======== DATASET EXTRACT

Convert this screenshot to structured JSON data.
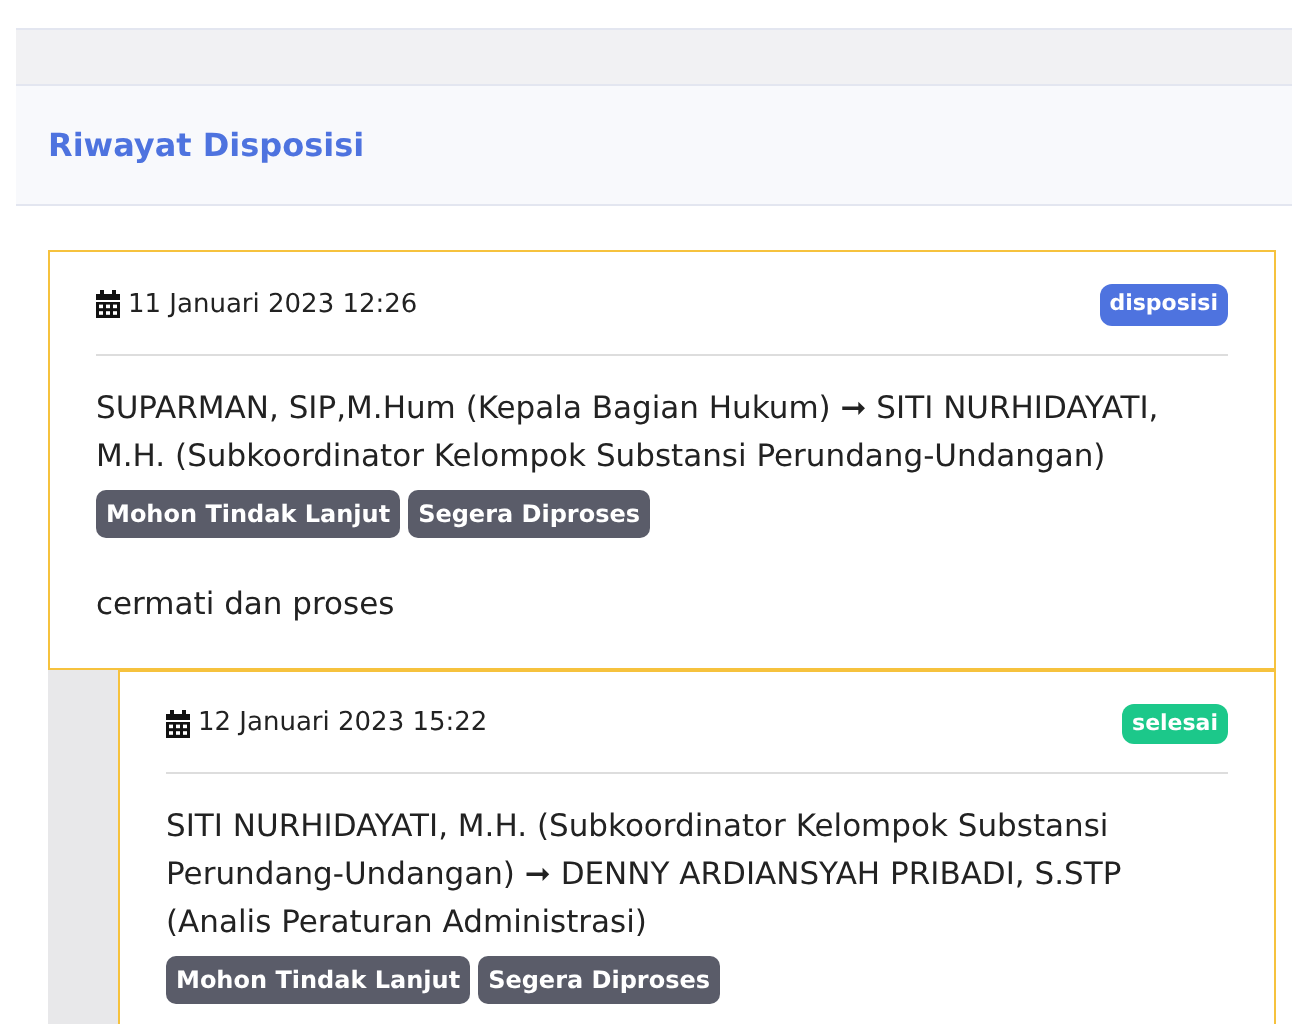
{
  "panel": {
    "title": "Riwayat Disposisi"
  },
  "entries": [
    {
      "date": "11 Januari 2023 12:26",
      "type": {
        "label": "disposisi",
        "kind": "disposisi"
      },
      "route": "SUPARMAN, SIP,M.Hum (Kepala Bagian Hukum) ➞ SITI NURHIDAYATI, M.H. (Subkoordinator Kelompok Substansi Perundang-Undangan)",
      "tags": [
        "Mohon Tindak Lanjut",
        "Segera Diproses"
      ],
      "note": "cermati dan proses",
      "children": [
        {
          "date": "12 Januari 2023 15:22",
          "type": {
            "label": "selesai",
            "kind": "selesai"
          },
          "route": "SITI NURHIDAYATI, M.H. (Subkoordinator Kelompok Substansi Perundang-Undangan) ➞ DENNY ARDIANSYAH PRIBADI, S.STP (Analis Peraturan Administrasi)",
          "tags": [
            "Mohon Tindak Lanjut",
            "Segera Diproses"
          ]
        }
      ]
    }
  ]
}
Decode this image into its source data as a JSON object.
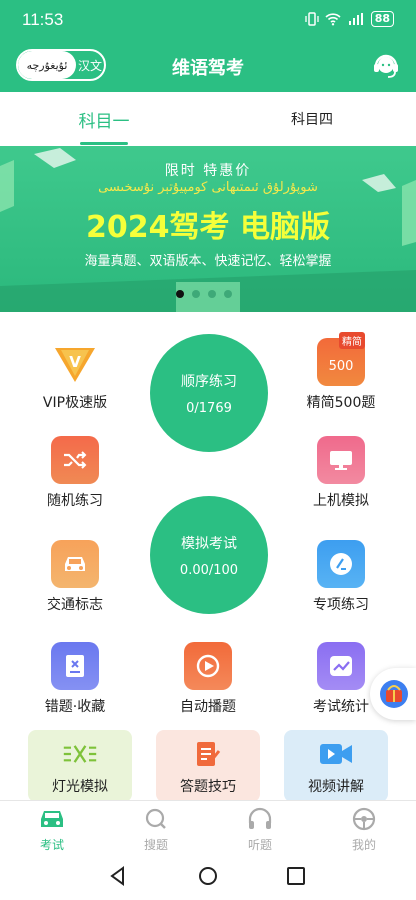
{
  "status_bar": {
    "time": "11:53",
    "battery": "88"
  },
  "header": {
    "lang_uy": "ئۇيغۇرچە",
    "lang_cn": "汉文",
    "title": "维语驾考"
  },
  "tabs": [
    {
      "label": "科目一",
      "active": true
    },
    {
      "label": "科目四",
      "active": false
    }
  ],
  "banner": {
    "promo": "限时  特惠价",
    "uy": "شوپۇرلۇق ئىمتىھانى كومپيۇتېر نۇسخىسى",
    "main": "2024驾考  电脑版",
    "sub": "海量真题、双语版本、快速记忆、轻松掌握",
    "dots": 4,
    "active_dot": 0
  },
  "grid": {
    "vip": "VIP极速版",
    "jingjian_badge": "精简",
    "jingjian_num": "500",
    "jingjian": "精简500题",
    "shunxu": {
      "title": "顺序练习",
      "value": "0/1769"
    },
    "suiji": "随机练习",
    "shangji": "上机模拟",
    "moni": {
      "title": "模拟考试",
      "value": "0.00/100"
    },
    "jiaotong": "交通标志",
    "zhuanxiang": "专项练习",
    "cuoti": "错题·收藏",
    "zidong": "自动播题",
    "tongji": "考试统计"
  },
  "cards": {
    "dengguang": "灯光模拟",
    "jiqiao": "答题技巧",
    "shipin": "视频讲解"
  },
  "bottom_nav": [
    {
      "label": "考试",
      "icon": "car-icon",
      "active": true
    },
    {
      "label": "搜题",
      "icon": "search-icon",
      "active": false
    },
    {
      "label": "听题",
      "icon": "headphones-icon",
      "active": false
    },
    {
      "label": "我的",
      "icon": "steering-wheel-icon",
      "active": false
    }
  ],
  "colors": {
    "primary": "#2bbf83",
    "banner_yellow": "#f5ff3a",
    "vip_orange": "#f29b2a",
    "badge_red": "#e84a2e"
  }
}
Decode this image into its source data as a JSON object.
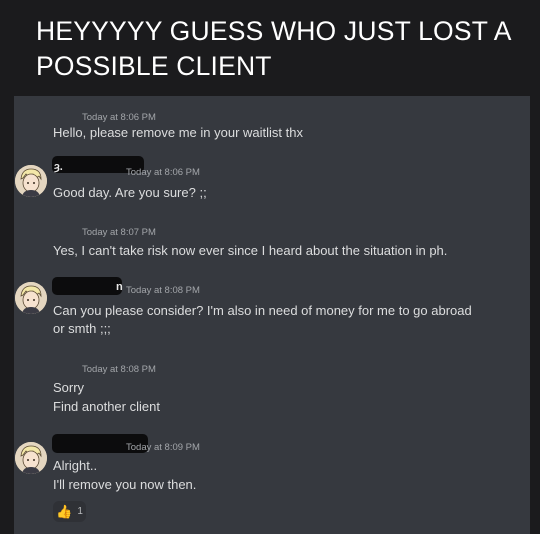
{
  "caption": {
    "line1": "HEYYYYY GUESS WHO JUST LOST A",
    "line2": "POSSIBLE CLIENT"
  },
  "messages": [
    {
      "timestamp": "Today at 8:06 PM",
      "lines": [
        "Hello, please remove me in your waitlist thx"
      ]
    },
    {
      "name_fragment": "ȝ.",
      "timestamp": "Today at 8:06 PM",
      "lines": [
        "Good day. Are you sure? ;;"
      ]
    },
    {
      "timestamp": "Today at 8:07 PM",
      "lines": [
        "Yes, I can't take risk now ever since I heard about the situation in ph."
      ]
    },
    {
      "name_fragment": "n",
      "timestamp": "Today at 8:08 PM",
      "lines": [
        "Can you please consider? I'm also in need of money for me to go abroad",
        "or smth ;;;"
      ]
    },
    {
      "timestamp": "Today at 8:08 PM",
      "lines": [
        "Sorry",
        "Find another client"
      ]
    },
    {
      "timestamp": "Today at 8:09 PM",
      "lines": [
        "Alright..",
        "I'll remove you now then."
      ]
    }
  ],
  "reaction": {
    "icon": "thumbs-up-icon",
    "emoji": "👍",
    "count": "1"
  },
  "colors": {
    "background": "#36393f",
    "text": "#dcddde",
    "timestamp": "#a3a6aa"
  }
}
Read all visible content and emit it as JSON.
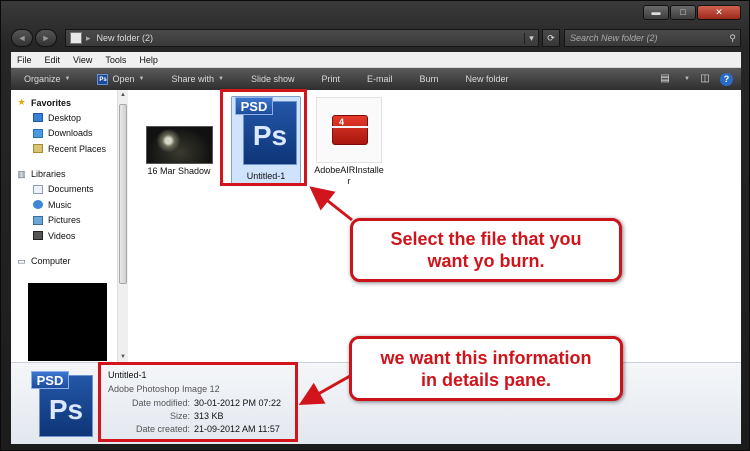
{
  "window": {
    "minimize_label": "▬",
    "maximize_label": "□",
    "close_label": "✕"
  },
  "address": {
    "back_label": "◄",
    "forward_label": "►",
    "separator": "▸",
    "path": "New folder (2)",
    "dropdown": "▾",
    "refresh": "⟳",
    "search_placeholder": "Search New folder (2)",
    "search_glyph": "⚲"
  },
  "menu": {
    "file": "File",
    "edit": "Edit",
    "view": "View",
    "tools": "Tools",
    "help": "Help"
  },
  "toolbar": {
    "organize": "Organize",
    "open": "Open",
    "share_with": "Share with",
    "slide_show": "Slide show",
    "print": "Print",
    "email": "E-mail",
    "burn": "Burn",
    "new_folder": "New folder",
    "caret": "▼",
    "ps_badge": "Ps",
    "views_glyph": "▤",
    "preview_glyph": "◫",
    "help_glyph": "?"
  },
  "sidebar": {
    "favorites": {
      "label": "Favorites",
      "items": [
        "Desktop",
        "Downloads",
        "Recent Places"
      ]
    },
    "libraries": {
      "label": "Libraries",
      "items": [
        "Documents",
        "Music",
        "Pictures",
        "Videos"
      ]
    },
    "computer": {
      "label": "Computer"
    },
    "icons": {
      "star": "★",
      "libraries": "▥",
      "computer": "▭",
      "scroll_up": "▲",
      "scroll_down": "▼"
    }
  },
  "files": [
    {
      "name": "16 Mar Shadow",
      "type": "image"
    },
    {
      "name": "Untitled-1",
      "type": "psd",
      "selected": true,
      "badge": "PSD",
      "logo": "Ps"
    },
    {
      "name_line1": "AdobeAIRInstalle",
      "name_line2": "r",
      "type": "installer",
      "badge_num": "4"
    }
  ],
  "details": {
    "badge": "PSD",
    "logo": "Ps",
    "title": "Untitled-1",
    "type": "Adobe Photoshop Image 12",
    "rows": [
      {
        "label": "Date modified:",
        "value": "30-01-2012 PM 07:22"
      },
      {
        "label": "Size:",
        "value": "313 KB"
      },
      {
        "label": "Date created:",
        "value": "21-09-2012 AM 11:57"
      }
    ]
  },
  "annotations": {
    "callout1_line1": "Select the file that you",
    "callout1_line2": "want yo burn.",
    "callout2_line1": "we want this information",
    "callout2_line2": "in details pane.",
    "accent_color": "#d2151c"
  }
}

================

**TASK DETAILS:** Nothing but the pictures may be dropped; output the records above exactly.

**TASK SOLUTION:**
Convert this screenshot to structured JSON data.
{
  "panel": {
    "title": "Riwayat Disposisi"
  },
  "entries": [
    {
      "date": "11 Januari 2023 12:26",
      "type": {
        "label": "disposisi",
        "kind": "disposisi"
      },
      "route": "SUPARMAN, SIP,M.Hum (Kepala Bagian Hukum) ➞ SITI NURHIDAYATI, M.H. (Subkoordinator Kelompok Substansi Perundang-Undangan)",
      "tags": [
        "Mohon Tindak Lanjut",
        "Segera Diproses"
      ],
      "note": "cermati dan proses",
      "children": [
        {
          "date": "12 Januari 2023 15:22",
          "type": {
            "label": "selesai",
            "kind": "selesai"
          },
          "route": "SITI NURHIDAYATI, M.H. (Subkoordinator Kelompok Substansi Perundang-Undangan) ➞ DENNY ARDIANSYAH PRIBADI, S.STP (Analis Peraturan Administrasi)",
          "tags": [
            "Mohon Tindak Lanjut",
            "Segera Diproses"
          ]
        }
      ]
    }
  ]
}
Decode this image into its source data as a JSON object.
{
  "status_bar": {
    "time": "11:53",
    "battery": "88"
  },
  "header": {
    "lang_uy": "ئۇيغۇرچە",
    "lang_cn": "汉文",
    "title": "维语驾考"
  },
  "tabs": [
    {
      "label": "科目一",
      "active": true
    },
    {
      "label": "科目四",
      "active": false
    }
  ],
  "banner": {
    "promo": "限时  特惠价",
    "uy": "شوپۇرلۇق ئىمتىھانى كومپيۇتېر نۇسخىسى",
    "main": "2024驾考  电脑版",
    "sub": "海量真题、双语版本、快速记忆、轻松掌握",
    "dots": 4,
    "active_dot": 0
  },
  "grid": {
    "vip": "VIP极速版",
    "jingjian_badge": "精简",
    "jingjian_num": "500",
    "jingjian": "精简500题",
    "shunxu": {
      "title": "顺序练习",
      "value": "0/1769"
    },
    "suiji": "随机练习",
    "shangji": "上机模拟",
    "moni": {
      "title": "模拟考试",
      "value": "0.00/100"
    },
    "jiaotong": "交通标志",
    "zhuanxiang": "专项练习",
    "cuoti": "错题·收藏",
    "zidong": "自动播题",
    "tongji": "考试统计"
  },
  "cards": {
    "dengguang": "灯光模拟",
    "jiqiao": "答题技巧",
    "shipin": "视频讲解"
  },
  "bottom_nav": [
    {
      "label": "考试",
      "icon": "car-icon",
      "active": true
    },
    {
      "label": "搜题",
      "icon": "search-icon",
      "active": false
    },
    {
      "label": "听题",
      "icon": "headphones-icon",
      "active": false
    },
    {
      "label": "我的",
      "icon": "steering-wheel-icon",
      "active": false
    }
  ],
  "colors": {
    "primary": "#2bbf83",
    "banner_yellow": "#f5ff3a",
    "vip_orange": "#f29b2a",
    "badge_red": "#e84a2e"
  }
}
Decode this image into its source data as a JSON object.
{
  "caption": {
    "line1": "HEYYYYY GUESS WHO JUST LOST A",
    "line2": "POSSIBLE CLIENT"
  },
  "messages": [
    {
      "timestamp": "Today at 8:06 PM",
      "lines": [
        "Hello, please remove me in your waitlist thx"
      ]
    },
    {
      "name_fragment": "ȝ.",
      "timestamp": "Today at 8:06 PM",
      "lines": [
        "Good day. Are you sure? ;;"
      ]
    },
    {
      "timestamp": "Today at 8:07 PM",
      "lines": [
        "Yes, I can't take risk now ever since I heard about the situation in ph."
      ]
    },
    {
      "name_fragment": "n",
      "timestamp": "Today at 8:08 PM",
      "lines": [
        "Can you please consider? I'm also in need of money for me to go abroad",
        "or smth ;;;"
      ]
    },
    {
      "timestamp": "Today at 8:08 PM",
      "lines": [
        "Sorry",
        "Find another client"
      ]
    },
    {
      "timestamp": "Today at 8:09 PM",
      "lines": [
        "Alright..",
        "I'll remove you now then."
      ]
    }
  ],
  "reaction": {
    "icon": "thumbs-up-icon",
    "emoji": "👍",
    "count": "1"
  },
  "colors": {
    "background": "#36393f",
    "text": "#dcddde",
    "timestamp": "#a3a6aa"
  }
}
Read all visible content and emit it as JSON.
{
  "window": {
    "minimize_label": "▬",
    "maximize_label": "□",
    "close_label": "✕"
  },
  "address": {
    "back_label": "◄",
    "forward_label": "►",
    "separator": "▸",
    "path": "New folder (2)",
    "dropdown": "▾",
    "refresh": "⟳",
    "search_placeholder": "Search New folder (2)",
    "search_glyph": "⚲"
  },
  "menu": {
    "file": "File",
    "edit": "Edit",
    "view": "View",
    "tools": "Tools",
    "help": "Help"
  },
  "toolbar": {
    "organize": "Organize",
    "open": "Open",
    "share_with": "Share with",
    "slide_show": "Slide show",
    "print": "Print",
    "email": "E-mail",
    "burn": "Burn",
    "new_folder": "New folder",
    "caret": "▼",
    "ps_badge": "Ps",
    "views_glyph": "▤",
    "preview_glyph": "◫",
    "help_glyph": "?"
  },
  "sidebar": {
    "favorites": {
      "label": "Favorites",
      "items": [
        "Desktop",
        "Downloads",
        "Recent Places"
      ]
    },
    "libraries": {
      "label": "Libraries",
      "items": [
        "Documents",
        "Music",
        "Pictures",
        "Videos"
      ]
    },
    "computer": {
      "label": "Computer"
    },
    "icons": {
      "star": "★",
      "libraries": "▥",
      "computer": "▭",
      "scroll_up": "▲",
      "scroll_down": "▼"
    }
  },
  "files": [
    {
      "name": "16 Mar Shadow",
      "type": "image"
    },
    {
      "name": "Untitled-1",
      "type": "psd",
      "selected": true,
      "badge": "PSD",
      "logo": "Ps"
    },
    {
      "name_line1": "AdobeAIRInstalle",
      "name_line2": "r",
      "type": "installer",
      "badge_num": "4"
    }
  ],
  "details": {
    "badge": "PSD",
    "logo": "Ps",
    "title": "Untitled-1",
    "type": "Adobe Photoshop Image 12",
    "rows": [
      {
        "label": "Date modified:",
        "value": "30-01-2012 PM 07:22"
      },
      {
        "label": "Size:",
        "value": "313 KB"
      },
      {
        "label": "Date created:",
        "value": "21-09-2012 AM 11:57"
      }
    ]
  },
  "annotations": {
    "callout1_line1": "Select the file that you",
    "callout1_line2": "want yo burn.",
    "callout2_line1": "we want this information",
    "callout2_line2": "in details pane.",
    "accent_color": "#d2151c"
  }
}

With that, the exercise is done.